======== Material for this exercise
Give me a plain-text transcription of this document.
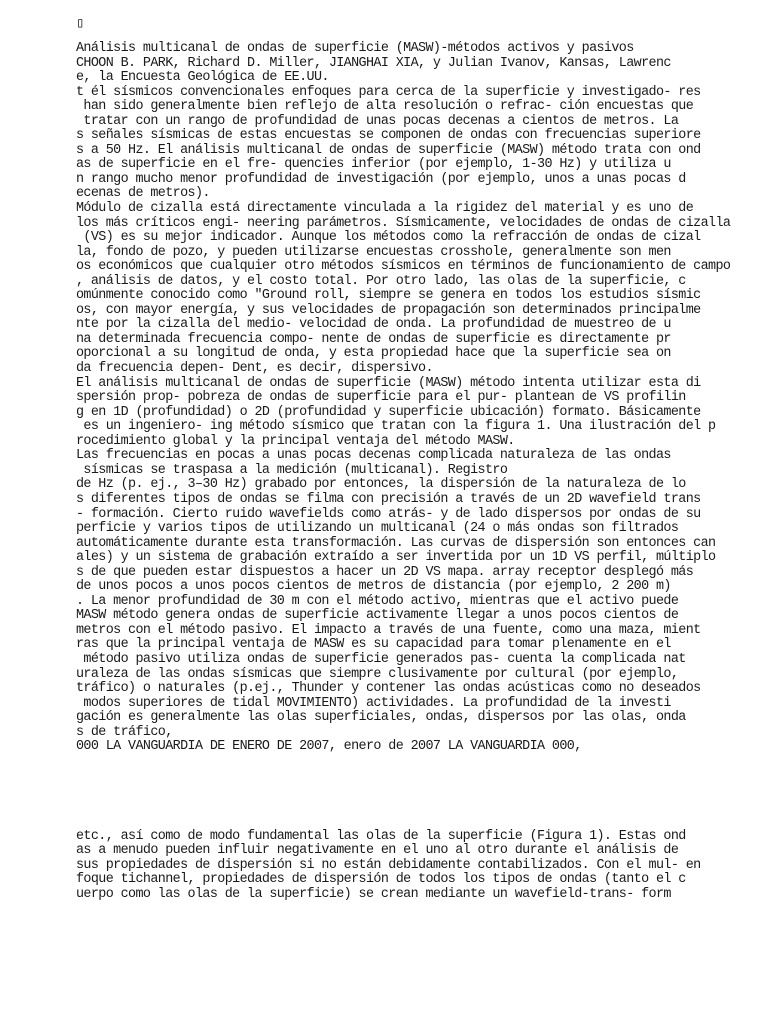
▯
Análisis multicanal de ondas de superficie (MASW)-métodos activos y pasivos
CHOON B. PARK, Richard D. Miller, JIANGHAI XIA, y Julian Ivanov, Kansas, Lawrenc
e, la Encuesta Geológica de EE.UU.
t él sísmicos convencionales enfoques para cerca de la superficie y investigado- res
han sido generalmente bien reflejo de alta resolución o refrac- ción encuestas que
tratar con un rango de profundidad de unas pocas decenas a cientos de metros. La
s señales sísmicas de estas encuestas se componen de ondas con frecuencias superiore
s a 50 Hz. El análisis multicanal de ondas de superficie (MASW) método trata con ond
as de superficie en el fre- quencies inferior (por ejemplo, 1-30 Hz) y utiliza u
n rango mucho menor profundidad de investigación (por ejemplo, unos a unas pocas d
ecenas de metros).
Módulo de cizalla está directamente vinculada a la rigidez del material y es uno de
los más críticos engi- neering parámetros. Sísmicamente, velocidades de ondas de cizalla
(VS) es su mejor indicador. Aunque los métodos como la refracción de ondas de cizal
la, fondo de pozo, y pueden utilizarse encuestas crosshole, generalmente son men
os económicos que cualquier otro métodos sísmicos en términos de funcionamiento de campo
, análisis de datos, y el costo total. Por otro lado, las olas de la superficie, c
omúnmente conocido como "Ground roll, siempre se genera en todos los estudios sísmic
os, con mayor energía, y sus velocidades de propagación son determinados principalme
nte por la cizalla del medio- velocidad de onda. La profundidad de muestreo de u
na determinada frecuencia compo- nente de ondas de superficie es directamente pr
oporcional a su longitud de onda, y esta propiedad hace que la superficie sea on
da frecuencia depen- Dent, es decir, dispersivo.
El análisis multicanal de ondas de superficie (MASW) método intenta utilizar esta di
spersión prop- pobreza de ondas de superficie para el pur- plantean de VS profilin
g en 1D (profundidad) o 2D (profundidad y superficie ubicación) formato. Básicamente
es un ingeniero- ing método sísmico que tratan con la figura 1. Una ilustración del p
rocedimiento global y la principal ventaja del método MASW.
Las frecuencias en pocas a unas pocas decenas complicada naturaleza de las ondas
sísmicas se traspasa a la medición (multicanal). Registro
de Hz (p. ej., 3–30 Hz) grabado por entonces, la dispersión de la naturaleza de lo
s diferentes tipos de ondas se filma con precisión a través de un 2D wavefield trans
- formación. Cierto ruido wavefields como atrás- y de lado dispersos por ondas de su
perficie y varios tipos de utilizando un multicanal (24 o más ondas son filtrados
automáticamente durante esta transformación. Las curvas de dispersión son entonces can
ales) y un sistema de grabación extraído a ser invertida por un 1D VS perfil, múltiplo
s de que pueden estar dispuestos a hacer un 2D VS mapa. array receptor desplegó más
de unos pocos a unos pocos cientos de metros de distancia (por ejemplo, 2 200 m)
. La menor profundidad de 30 m con el método activo, mientras que el activo puede
MASW método genera ondas de superficie activamente llegar a unos pocos cientos de
metros con el método pasivo. El impacto a través de una fuente, como una maza, mient
ras que la principal ventaja de MASW es su capacidad para tomar plenamente en el
método pasivo utiliza ondas de superficie generados pas- cuenta la complicada nat
uraleza de las ondas sísmicas que siempre clusivamente por cultural (por ejemplo,
tráfico) o naturales (p.ej., Thunder y contener las ondas acústicas como no deseados
modos superiores de tidal MOVIMIENTO) actividades. La profundidad de la investi
gación es generalmente las olas superficiales, ondas, dispersos por las olas, onda
s de tráfico,
000 LA VANGUARDIA DE ENERO DE 2007, enero de 2007 LA VANGUARDIA 000,
etc., así como de modo fundamental las olas de la superficie (Figura 1). Estas ond
as a menudo pueden influir negativamente en el uno al otro durante el análisis de
sus propiedades de dispersión si no están debidamente contabilizados. Con el mul- en
foque tichannel, propiedades de dispersión de todos los tipos de ondas (tanto el c
uerpo como las olas de la superficie) se crean mediante un wavefield-trans- form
================
What the exercise asks —
Retype the whole listing exactly and leave the pictures out.

Answer to this exercise —
Give me a plain-text transcription of this document.
▯
Análisis multicanal de ondas de superficie (MASW)-métodos activos y pasivos
CHOON B. PARK, Richard D. Miller, JIANGHAI XIA, y Julian Ivanov, Kansas, Lawrenc
e, la Encuesta Geológica de EE.UU.
t él sísmicos convencionales enfoques para cerca de la superficie y investigado- res
han sido generalmente bien reflejo de alta resolución o refrac- ción encuestas que
tratar con un rango de profundidad de unas pocas decenas a cientos de metros. La
s señales sísmicas de estas encuestas se componen de ondas con frecuencias superiore
s a 50 Hz. El análisis multicanal de ondas de superficie (MASW) método trata con ond
as de superficie en el fre- quencies inferior (por ejemplo, 1-30 Hz) y utiliza u
n rango mucho menor profundidad de investigación (por ejemplo, unos a unas pocas d
ecenas de metros).
Módulo de cizalla está directamente vinculada a la rigidez del material y es uno de
los más críticos engi- neering parámetros. Sísmicamente, velocidades de ondas de cizalla
(VS) es su mejor indicador. Aunque los métodos como la refracción de ondas de cizal
la, fondo de pozo, y pueden utilizarse encuestas crosshole, generalmente son men
os económicos que cualquier otro métodos sísmicos en términos de funcionamiento de campo
, análisis de datos, y el costo total. Por otro lado, las olas de la superficie, c
omúnmente conocido como "Ground roll, siempre se genera en todos los estudios sísmic
os, con mayor energía, y sus velocidades de propagación son determinados principalme
nte por la cizalla del medio- velocidad de onda. La profundidad de muestreo de u
na determinada frecuencia compo- nente de ondas de superficie es directamente pr
oporcional a su longitud de onda, y esta propiedad hace que la superficie sea on
da frecuencia depen- Dent, es decir, dispersivo.
El análisis multicanal de ondas de superficie (MASW) método intenta utilizar esta di
spersión prop- pobreza de ondas de superficie para el pur- plantean de VS profilin
g en 1D (profundidad) o 2D (profundidad y superficie ubicación) formato. Básicamente
es un ingeniero- ing método sísmico que tratan con la figura 1. Una ilustración del p
rocedimiento global y la principal ventaja del método MASW.
Las frecuencias en pocas a unas pocas decenas complicada naturaleza de las ondas
sísmicas se traspasa a la medición (multicanal). Registro
de Hz (p. ej., 3–30 Hz) grabado por entonces, la dispersión de la naturaleza de lo
s diferentes tipos de ondas se filma con precisión a través de un 2D wavefield trans
- formación. Cierto ruido wavefields como atrás- y de lado dispersos por ondas de su
perficie y varios tipos de utilizando un multicanal (24 o más ondas son filtrados
automáticamente durante esta transformación. Las curvas de dispersión son entonces can
ales) y un sistema de grabación extraído a ser invertida por un 1D VS perfil, múltiplo
s de que pueden estar dispuestos a hacer un 2D VS mapa. array receptor desplegó más
de unos pocos a unos pocos cientos de metros de distancia (por ejemplo, 2 200 m)
. La menor profundidad de 30 m con el método activo, mientras que el activo puede
MASW método genera ondas de superficie activamente llegar a unos pocos cientos de
metros con el método pasivo. El impacto a través de una fuente, como una maza, mient
ras que la principal ventaja de MASW es su capacidad para tomar plenamente en el
método pasivo utiliza ondas de superficie generados pas- cuenta la complicada nat
uraleza de las ondas sísmicas que siempre clusivamente por cultural (por ejemplo,
tráfico) o naturales (p.ej., Thunder y contener las ondas acústicas como no deseados
modos superiores de tidal MOVIMIENTO) actividades. La profundidad de la investi
gación es generalmente las olas superficiales, ondas, dispersos por las olas, onda
s de tráfico,
000 LA VANGUARDIA DE ENERO DE 2007, enero de 2007 LA VANGUARDIA 000,
etc., así como de modo fundamental las olas de la superficie (Figura 1). Estas ond
as a menudo pueden influir negativamente en el uno al otro durante el análisis de
sus propiedades de dispersión si no están debidamente contabilizados. Con el mul- en
foque tichannel, propiedades de dispersión de todos los tipos de ondas (tanto el c
uerpo como las olas de la superficie) se crean mediante un wavefield-trans- form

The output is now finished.